-- TASK INPUT start --

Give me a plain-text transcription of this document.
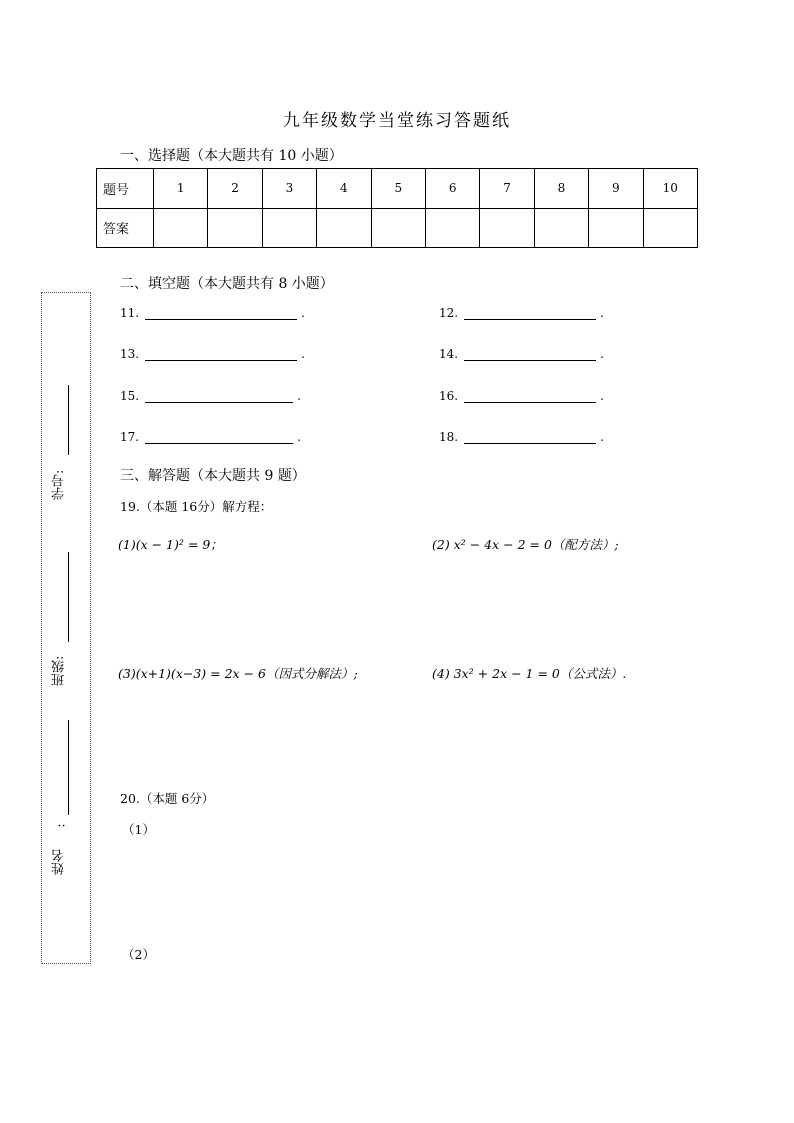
九年级数学当堂练习答题纸
一、选择题（本大题共有 10 小题）
题号	1	2	3	4	5	6	7	8	9	10
答案										
二、填空题（本大题共有 8 小题）
11.	.	12.	.
13.	.	14.	.
15.	.	16.	.
17.	.	18.	.
三、解答题（本大题共 9 题）
19.（本题 16分）解方程：
(1)(x − 1)² = 9；	(2) x² − 4x − 2 = 0（配方法）;
(3)(x+1)(x−3) = 2x − 6（因式分解法）;	(4) 3x² + 2x − 1 = 0（公式法）.
20.（本题 6分）
（1）
（2）
学号:
班级:
姓名
:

-- TASK INPUT end --

* [BRIEF]: Copy the records word for word, leaving no picture in the copy.

* [WRITTEN RESPONSE]:
Give me a plain-text transcription of this document.
九年级数学当堂练习答题纸
一、选择题（本大题共有 10 小题）
题号	1	2	3	4	5	6	7	8	9	10
答案										
二、填空题（本大题共有 8 小题）
11.	.	12.	.
13.	.	14.	.
15.	.	16.	.
17.	.	18.	.
三、解答题（本大题共 9 题）
19.（本题 16分）解方程：
(1)(x − 1)² = 9；	(2) x² − 4x − 2 = 0（配方法）;
(3)(x+1)(x−3) = 2x − 6（因式分解法）;	(4) 3x² + 2x − 1 = 0（公式法）.
20.（本题 6分）
（1）
（2）
学号:
班级:
姓名
:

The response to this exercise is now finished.